### Your goal
You are to retype all of the data exactly as it appears.

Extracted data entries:
****************************************

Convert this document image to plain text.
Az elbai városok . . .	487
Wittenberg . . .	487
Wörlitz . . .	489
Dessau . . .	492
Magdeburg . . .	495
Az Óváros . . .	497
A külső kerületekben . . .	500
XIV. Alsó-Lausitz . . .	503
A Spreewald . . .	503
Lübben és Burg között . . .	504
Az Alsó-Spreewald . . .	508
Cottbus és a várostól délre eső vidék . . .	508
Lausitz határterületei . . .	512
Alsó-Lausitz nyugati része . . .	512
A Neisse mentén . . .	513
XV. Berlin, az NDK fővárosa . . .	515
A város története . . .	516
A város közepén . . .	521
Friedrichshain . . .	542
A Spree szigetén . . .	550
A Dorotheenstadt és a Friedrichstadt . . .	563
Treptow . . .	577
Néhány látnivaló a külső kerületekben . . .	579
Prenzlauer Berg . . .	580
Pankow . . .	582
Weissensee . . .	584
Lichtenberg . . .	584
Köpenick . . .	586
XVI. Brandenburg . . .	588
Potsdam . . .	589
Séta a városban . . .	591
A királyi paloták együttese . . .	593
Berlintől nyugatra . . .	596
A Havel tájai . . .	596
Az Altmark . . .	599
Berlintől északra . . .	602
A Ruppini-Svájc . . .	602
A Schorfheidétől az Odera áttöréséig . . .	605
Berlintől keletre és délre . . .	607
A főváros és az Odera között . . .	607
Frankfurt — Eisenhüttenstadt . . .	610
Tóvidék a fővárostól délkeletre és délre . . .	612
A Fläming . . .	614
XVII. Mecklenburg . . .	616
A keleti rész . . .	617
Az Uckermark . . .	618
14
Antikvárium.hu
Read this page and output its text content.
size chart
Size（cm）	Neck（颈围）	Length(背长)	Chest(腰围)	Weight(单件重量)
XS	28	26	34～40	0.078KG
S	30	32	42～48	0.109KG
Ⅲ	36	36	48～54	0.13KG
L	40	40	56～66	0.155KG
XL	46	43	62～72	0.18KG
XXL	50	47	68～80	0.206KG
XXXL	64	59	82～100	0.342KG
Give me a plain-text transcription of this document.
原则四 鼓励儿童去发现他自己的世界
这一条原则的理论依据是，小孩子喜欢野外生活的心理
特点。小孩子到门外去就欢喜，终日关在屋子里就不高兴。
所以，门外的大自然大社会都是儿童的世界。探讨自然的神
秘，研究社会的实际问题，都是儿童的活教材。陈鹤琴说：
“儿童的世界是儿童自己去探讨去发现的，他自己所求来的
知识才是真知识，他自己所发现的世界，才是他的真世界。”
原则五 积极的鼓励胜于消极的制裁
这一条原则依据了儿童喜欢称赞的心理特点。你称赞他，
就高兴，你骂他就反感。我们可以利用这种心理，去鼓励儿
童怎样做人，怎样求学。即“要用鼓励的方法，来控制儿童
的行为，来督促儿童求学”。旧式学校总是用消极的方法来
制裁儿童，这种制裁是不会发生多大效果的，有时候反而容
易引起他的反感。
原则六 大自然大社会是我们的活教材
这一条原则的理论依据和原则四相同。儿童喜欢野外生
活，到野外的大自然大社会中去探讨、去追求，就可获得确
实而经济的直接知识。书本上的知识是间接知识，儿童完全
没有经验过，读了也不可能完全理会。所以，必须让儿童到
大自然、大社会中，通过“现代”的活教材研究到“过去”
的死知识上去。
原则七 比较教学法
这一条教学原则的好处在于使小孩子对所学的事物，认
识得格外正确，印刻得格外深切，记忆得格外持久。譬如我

****************************************

### Expected answer
Convert this document image to plain text.
Az elbai városok . . .	487
Wittenberg . . .	487
Wörlitz . . .	489
Dessau . . .	492
Magdeburg . . .	495
Az Óváros . . .	497
A külső kerületekben . . .	500
XIV. Alsó-Lausitz . . .	503
A Spreewald . . .	503
Lübben és Burg között . . .	504
Az Alsó-Spreewald . . .	508
Cottbus és a várostól délre eső vidék . . .	508
Lausitz határterületei . . .	512
Alsó-Lausitz nyugati része . . .	512
A Neisse mentén . . .	513
XV. Berlin, az NDK fővárosa . . .	515
A város története . . .	516
A város közepén . . .	521
Friedrichshain . . .	542
A Spree szigetén . . .	550
A Dorotheenstadt és a Friedrichstadt . . .	563
Treptow . . .	577
Néhány látnivaló a külső kerületekben . . .	579
Prenzlauer Berg . . .	580
Pankow . . .	582
Weissensee . . .	584
Lichtenberg . . .	584
Köpenick . . .	586
XVI. Brandenburg . . .	588
Potsdam . . .	589
Séta a városban . . .	591
A királyi paloták együttese . . .	593
Berlintől nyugatra . . .	596
A Havel tájai . . .	596
Az Altmark . . .	599
Berlintől északra . . .	602
A Ruppini-Svájc . . .	602
A Schorfheidétől az Odera áttöréséig . . .	605
Berlintől keletre és délre . . .	607
A főváros és az Odera között . . .	607
Frankfurt — Eisenhüttenstadt . . .	610
Tóvidék a fővárostól délkeletre és délre . . .	612
A Fläming . . .	614
XVII. Mecklenburg . . .	616
A keleti rész . . .	617
Az Uckermark . . .	618
14
Antikvárium.hu
Read this page and output its text content.
size chart
Size（cm）	Neck（颈围）	Length(背长)	Chest(腰围)	Weight(单件重量)
XS	28	26	34～40	0.078KG
S	30	32	42～48	0.109KG
Ⅲ	36	36	48～54	0.13KG
L	40	40	56～66	0.155KG
XL	46	43	62～72	0.18KG
XXL	50	47	68～80	0.206KG
XXXL	64	59	82～100	0.342KG
Give me a plain-text transcription of this document.
原则四 鼓励儿童去发现他自己的世界
这一条原则的理论依据是，小孩子喜欢野外生活的心理
特点。小孩子到门外去就欢喜，终日关在屋子里就不高兴。
所以，门外的大自然大社会都是儿童的世界。探讨自然的神
秘，研究社会的实际问题，都是儿童的活教材。陈鹤琴说：
“儿童的世界是儿童自己去探讨去发现的，他自己所求来的
知识才是真知识，他自己所发现的世界，才是他的真世界。”
原则五 积极的鼓励胜于消极的制裁
这一条原则依据了儿童喜欢称赞的心理特点。你称赞他，
就高兴，你骂他就反感。我们可以利用这种心理，去鼓励儿
童怎样做人，怎样求学。即“要用鼓励的方法，来控制儿童
的行为，来督促儿童求学”。旧式学校总是用消极的方法来
制裁儿童，这种制裁是不会发生多大效果的，有时候反而容
易引起他的反感。
原则六 大自然大社会是我们的活教材
这一条原则的理论依据和原则四相同。儿童喜欢野外生
活，到野外的大自然大社会中去探讨、去追求，就可获得确
实而经济的直接知识。书本上的知识是间接知识，儿童完全
没有经验过，读了也不可能完全理会。所以，必须让儿童到
大自然、大社会中，通过“现代”的活教材研究到“过去”
的死知识上去。
原则七 比较教学法
这一条教学原则的好处在于使小孩子对所学的事物，认
识得格外正确，印刻得格外深切，记忆得格外持久。譬如我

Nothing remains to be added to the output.